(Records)
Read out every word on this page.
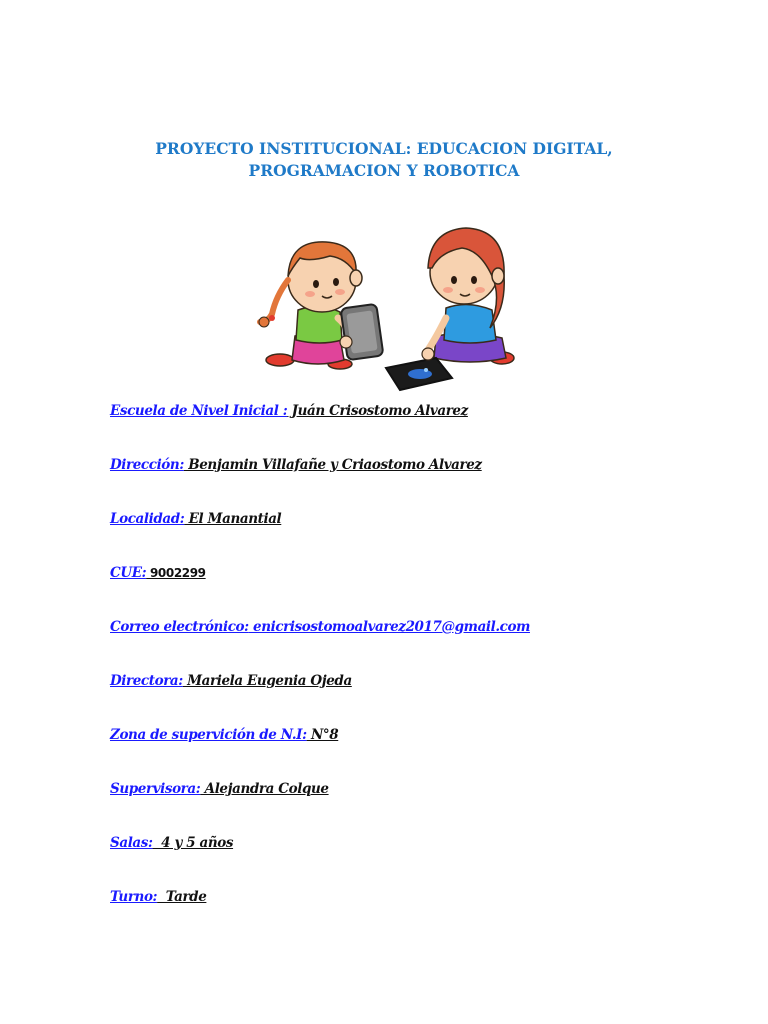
PROYECTO INSTITUCIONAL: EDUCACION DIGITAL,
PROGRAMACION Y ROBOTICA
Escuela de Nivel Inicial : Juán Crisostomo Alvarez
Dirección: Benjamin Villafañe y Criaostomo Alvarez
Localidad: El Manantial
CUE: 9002299
Correo electrónico: enicrisostomoalvarez2017@gmail.com
Directora: Mariela Eugenia Ojeda
Zona de supervición de N.I: N°8
Supervisora: Alejandra Colque
Salas:  4 y 5 años
Turno:  Tarde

SET EXERCISE = Transcribe every entry word for word, but omit the pictures.

RESULT OF THIS EXERCISE =
Read out every word on this page.
PROYECTO INSTITUCIONAL: EDUCACION DIGITAL,
PROGRAMACION Y ROBOTICA
Escuela de Nivel Inicial : Juán Crisostomo Alvarez
Dirección: Benjamin Villafañe y Criaostomo Alvarez
Localidad: El Manantial
CUE: 9002299
Correo electrónico: enicrisostomoalvarez2017@gmail.com
Directora: Mariela Eugenia Ojeda
Zona de supervición de N.I: N°8
Supervisora: Alejandra Colque
Salas:  4 y 5 años
Turno:  Tarde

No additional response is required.